**Problem details**
Pick out the lines in the listing below that contain the word "Topic" and copy them.
────────────────────
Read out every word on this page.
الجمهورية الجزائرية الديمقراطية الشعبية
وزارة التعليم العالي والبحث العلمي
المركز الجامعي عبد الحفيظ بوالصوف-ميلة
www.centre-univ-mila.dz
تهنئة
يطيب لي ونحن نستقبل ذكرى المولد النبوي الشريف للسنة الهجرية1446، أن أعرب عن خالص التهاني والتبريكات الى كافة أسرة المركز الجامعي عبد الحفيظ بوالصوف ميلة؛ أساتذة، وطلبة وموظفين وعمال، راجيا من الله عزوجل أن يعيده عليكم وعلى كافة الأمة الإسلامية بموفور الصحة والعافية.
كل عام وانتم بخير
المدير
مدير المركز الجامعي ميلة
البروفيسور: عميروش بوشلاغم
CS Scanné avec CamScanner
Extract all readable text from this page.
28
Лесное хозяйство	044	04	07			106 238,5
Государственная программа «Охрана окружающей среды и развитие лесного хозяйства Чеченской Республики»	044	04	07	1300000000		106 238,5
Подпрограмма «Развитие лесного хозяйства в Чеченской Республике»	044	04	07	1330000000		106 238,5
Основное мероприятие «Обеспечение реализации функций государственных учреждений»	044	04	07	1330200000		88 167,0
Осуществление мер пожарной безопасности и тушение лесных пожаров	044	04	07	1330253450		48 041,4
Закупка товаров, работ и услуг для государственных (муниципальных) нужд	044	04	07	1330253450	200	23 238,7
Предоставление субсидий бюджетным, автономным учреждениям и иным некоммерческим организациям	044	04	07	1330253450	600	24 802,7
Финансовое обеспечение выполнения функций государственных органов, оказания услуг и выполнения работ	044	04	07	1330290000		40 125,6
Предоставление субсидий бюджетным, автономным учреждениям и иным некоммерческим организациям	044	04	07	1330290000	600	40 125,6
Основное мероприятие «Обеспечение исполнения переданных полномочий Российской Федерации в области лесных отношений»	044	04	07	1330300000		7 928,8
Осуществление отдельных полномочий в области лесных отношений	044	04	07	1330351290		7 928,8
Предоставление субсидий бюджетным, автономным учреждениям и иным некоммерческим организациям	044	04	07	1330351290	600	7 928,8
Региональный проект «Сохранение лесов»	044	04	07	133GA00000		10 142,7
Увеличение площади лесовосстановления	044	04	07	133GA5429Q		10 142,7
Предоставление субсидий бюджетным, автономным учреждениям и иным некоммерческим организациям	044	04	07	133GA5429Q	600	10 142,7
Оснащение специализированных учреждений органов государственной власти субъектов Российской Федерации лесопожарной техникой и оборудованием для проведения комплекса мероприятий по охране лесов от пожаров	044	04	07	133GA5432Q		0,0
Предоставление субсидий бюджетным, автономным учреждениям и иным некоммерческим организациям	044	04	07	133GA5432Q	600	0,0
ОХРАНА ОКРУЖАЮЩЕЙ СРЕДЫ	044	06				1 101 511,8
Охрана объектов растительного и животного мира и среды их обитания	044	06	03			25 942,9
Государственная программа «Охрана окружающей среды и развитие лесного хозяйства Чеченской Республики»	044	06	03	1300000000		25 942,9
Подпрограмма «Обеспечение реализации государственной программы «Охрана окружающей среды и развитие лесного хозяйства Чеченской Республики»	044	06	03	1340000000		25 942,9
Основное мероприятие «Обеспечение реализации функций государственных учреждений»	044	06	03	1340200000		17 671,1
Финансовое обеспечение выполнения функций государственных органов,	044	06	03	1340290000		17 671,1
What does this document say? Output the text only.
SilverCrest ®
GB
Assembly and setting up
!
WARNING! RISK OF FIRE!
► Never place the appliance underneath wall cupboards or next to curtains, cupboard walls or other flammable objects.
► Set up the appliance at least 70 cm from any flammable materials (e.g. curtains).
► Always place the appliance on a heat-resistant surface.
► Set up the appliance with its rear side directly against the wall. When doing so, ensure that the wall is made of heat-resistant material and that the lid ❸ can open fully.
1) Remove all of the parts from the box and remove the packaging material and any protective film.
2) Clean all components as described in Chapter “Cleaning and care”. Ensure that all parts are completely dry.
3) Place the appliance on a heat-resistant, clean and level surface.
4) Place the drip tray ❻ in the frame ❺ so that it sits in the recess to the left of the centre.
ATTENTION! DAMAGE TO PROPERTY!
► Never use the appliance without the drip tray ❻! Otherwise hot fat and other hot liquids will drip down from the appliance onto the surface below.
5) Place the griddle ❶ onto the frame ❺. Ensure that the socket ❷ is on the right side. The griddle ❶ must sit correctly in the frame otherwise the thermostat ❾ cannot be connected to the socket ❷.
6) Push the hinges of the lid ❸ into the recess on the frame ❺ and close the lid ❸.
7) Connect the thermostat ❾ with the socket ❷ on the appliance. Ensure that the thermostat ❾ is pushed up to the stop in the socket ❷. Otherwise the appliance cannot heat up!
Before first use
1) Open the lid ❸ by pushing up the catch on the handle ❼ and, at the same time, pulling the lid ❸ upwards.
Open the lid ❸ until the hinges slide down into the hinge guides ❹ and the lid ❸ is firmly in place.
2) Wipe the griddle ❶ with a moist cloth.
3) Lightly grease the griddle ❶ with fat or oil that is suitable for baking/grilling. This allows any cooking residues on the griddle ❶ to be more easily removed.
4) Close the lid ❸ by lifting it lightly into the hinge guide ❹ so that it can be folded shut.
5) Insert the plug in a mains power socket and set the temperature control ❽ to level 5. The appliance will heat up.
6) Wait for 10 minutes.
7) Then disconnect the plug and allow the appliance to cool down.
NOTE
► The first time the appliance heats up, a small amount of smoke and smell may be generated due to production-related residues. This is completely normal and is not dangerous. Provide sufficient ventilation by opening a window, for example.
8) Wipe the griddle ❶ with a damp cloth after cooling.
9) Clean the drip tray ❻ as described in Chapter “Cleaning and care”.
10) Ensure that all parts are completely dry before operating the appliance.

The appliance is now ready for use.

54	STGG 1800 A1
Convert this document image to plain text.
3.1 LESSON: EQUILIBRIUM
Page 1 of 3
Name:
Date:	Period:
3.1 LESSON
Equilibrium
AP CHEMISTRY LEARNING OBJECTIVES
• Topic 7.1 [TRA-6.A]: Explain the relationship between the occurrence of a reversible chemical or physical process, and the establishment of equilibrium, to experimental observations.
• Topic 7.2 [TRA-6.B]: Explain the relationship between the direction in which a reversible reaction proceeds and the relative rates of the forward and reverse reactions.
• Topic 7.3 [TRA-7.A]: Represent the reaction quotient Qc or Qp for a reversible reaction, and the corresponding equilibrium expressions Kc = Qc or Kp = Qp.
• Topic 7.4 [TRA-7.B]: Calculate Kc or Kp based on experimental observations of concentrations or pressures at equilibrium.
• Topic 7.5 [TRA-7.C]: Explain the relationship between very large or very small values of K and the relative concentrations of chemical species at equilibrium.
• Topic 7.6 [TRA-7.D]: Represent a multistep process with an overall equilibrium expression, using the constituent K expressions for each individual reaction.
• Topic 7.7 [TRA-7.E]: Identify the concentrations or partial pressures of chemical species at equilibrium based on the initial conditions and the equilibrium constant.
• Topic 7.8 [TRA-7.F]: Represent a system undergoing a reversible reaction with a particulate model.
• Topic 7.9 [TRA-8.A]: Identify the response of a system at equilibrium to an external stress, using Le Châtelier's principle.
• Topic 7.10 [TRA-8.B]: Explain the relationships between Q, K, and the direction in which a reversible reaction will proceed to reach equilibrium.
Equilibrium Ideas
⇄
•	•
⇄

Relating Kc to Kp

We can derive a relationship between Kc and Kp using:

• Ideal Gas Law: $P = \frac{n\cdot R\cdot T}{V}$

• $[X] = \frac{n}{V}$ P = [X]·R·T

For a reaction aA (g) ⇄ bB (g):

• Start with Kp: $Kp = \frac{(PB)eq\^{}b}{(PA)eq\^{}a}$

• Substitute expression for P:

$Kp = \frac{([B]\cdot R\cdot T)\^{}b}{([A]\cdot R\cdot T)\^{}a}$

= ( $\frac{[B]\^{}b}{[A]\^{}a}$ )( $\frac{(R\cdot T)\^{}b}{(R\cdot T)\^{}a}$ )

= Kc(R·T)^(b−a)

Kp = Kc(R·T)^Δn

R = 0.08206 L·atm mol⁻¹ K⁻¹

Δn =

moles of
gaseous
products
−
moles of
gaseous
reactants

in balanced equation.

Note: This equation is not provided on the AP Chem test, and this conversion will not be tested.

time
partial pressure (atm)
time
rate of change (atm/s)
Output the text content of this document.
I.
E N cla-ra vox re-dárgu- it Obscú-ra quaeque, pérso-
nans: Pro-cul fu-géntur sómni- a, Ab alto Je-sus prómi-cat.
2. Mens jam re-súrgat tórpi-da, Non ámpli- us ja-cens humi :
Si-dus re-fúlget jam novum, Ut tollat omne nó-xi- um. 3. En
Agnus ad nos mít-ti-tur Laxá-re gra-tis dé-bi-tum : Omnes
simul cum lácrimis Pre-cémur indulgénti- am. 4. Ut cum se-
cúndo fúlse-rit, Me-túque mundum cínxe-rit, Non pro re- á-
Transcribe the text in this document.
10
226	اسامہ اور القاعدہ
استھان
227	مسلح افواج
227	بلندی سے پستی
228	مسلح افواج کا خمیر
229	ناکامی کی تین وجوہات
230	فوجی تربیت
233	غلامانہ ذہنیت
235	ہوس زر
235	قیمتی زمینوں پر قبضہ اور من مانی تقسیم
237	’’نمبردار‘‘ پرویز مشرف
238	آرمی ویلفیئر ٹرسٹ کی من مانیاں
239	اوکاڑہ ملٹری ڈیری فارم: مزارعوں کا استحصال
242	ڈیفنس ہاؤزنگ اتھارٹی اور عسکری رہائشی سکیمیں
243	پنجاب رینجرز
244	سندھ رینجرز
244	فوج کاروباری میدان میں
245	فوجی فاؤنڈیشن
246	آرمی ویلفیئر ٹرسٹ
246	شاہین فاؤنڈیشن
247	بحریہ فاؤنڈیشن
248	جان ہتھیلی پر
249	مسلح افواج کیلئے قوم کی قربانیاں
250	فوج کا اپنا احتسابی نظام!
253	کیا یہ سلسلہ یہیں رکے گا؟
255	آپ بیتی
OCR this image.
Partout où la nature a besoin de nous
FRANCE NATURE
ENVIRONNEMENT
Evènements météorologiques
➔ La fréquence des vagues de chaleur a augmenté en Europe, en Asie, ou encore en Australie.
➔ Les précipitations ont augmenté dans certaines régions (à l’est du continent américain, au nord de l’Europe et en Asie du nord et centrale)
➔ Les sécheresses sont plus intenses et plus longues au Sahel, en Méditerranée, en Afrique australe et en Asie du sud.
────────────────────
**Exercise output**
• Topic 7.1 [TRA-6.A]: Explain the relationship between the occurrence of a reversible chemical or physical process, and the establishment of equilibrium, to experimental observations.
• Topic 7.2 [TRA-6.B]: Explain the relationship between the direction in which a reversible reaction proceeds and the relative rates of the forward and reverse reactions.
• Topic 7.3 [TRA-7.A]: Represent the reaction quotient Qc or Qp for a reversible reaction, and the corresponding equilibrium expressions Kc = Qc or Kp = Qp.
• Topic 7.4 [TRA-7.B]: Calculate Kc or Kp based on experimental observations of concentrations or pressures at equilibrium.
• Topic 7.5 [TRA-7.C]: Explain the relationship between very large or very small values of K and the relative concentrations of chemical species at equilibrium.
• Topic 7.6 [TRA-7.D]: Represent a multistep process with an overall equilibrium expression, using the constituent K expressions for each individual reaction.
• Topic 7.7 [TRA-7.E]: Identify the concentrations or partial pressures of chemical species at equilibrium based on the initial conditions and the equilibrium constant.
• Topic 7.8 [TRA-7.F]: Represent a system undergoing a reversible reaction with a particulate model.
• Topic 7.9 [TRA-8.A]: Identify the response of a system at equilibrium to an external stress, using Le Châtelier's principle.
• Topic 7.10 [TRA-8.B]: Explain the relationships between Q, K, and the direction in which a reversible reaction will proceed to reach equilibrium.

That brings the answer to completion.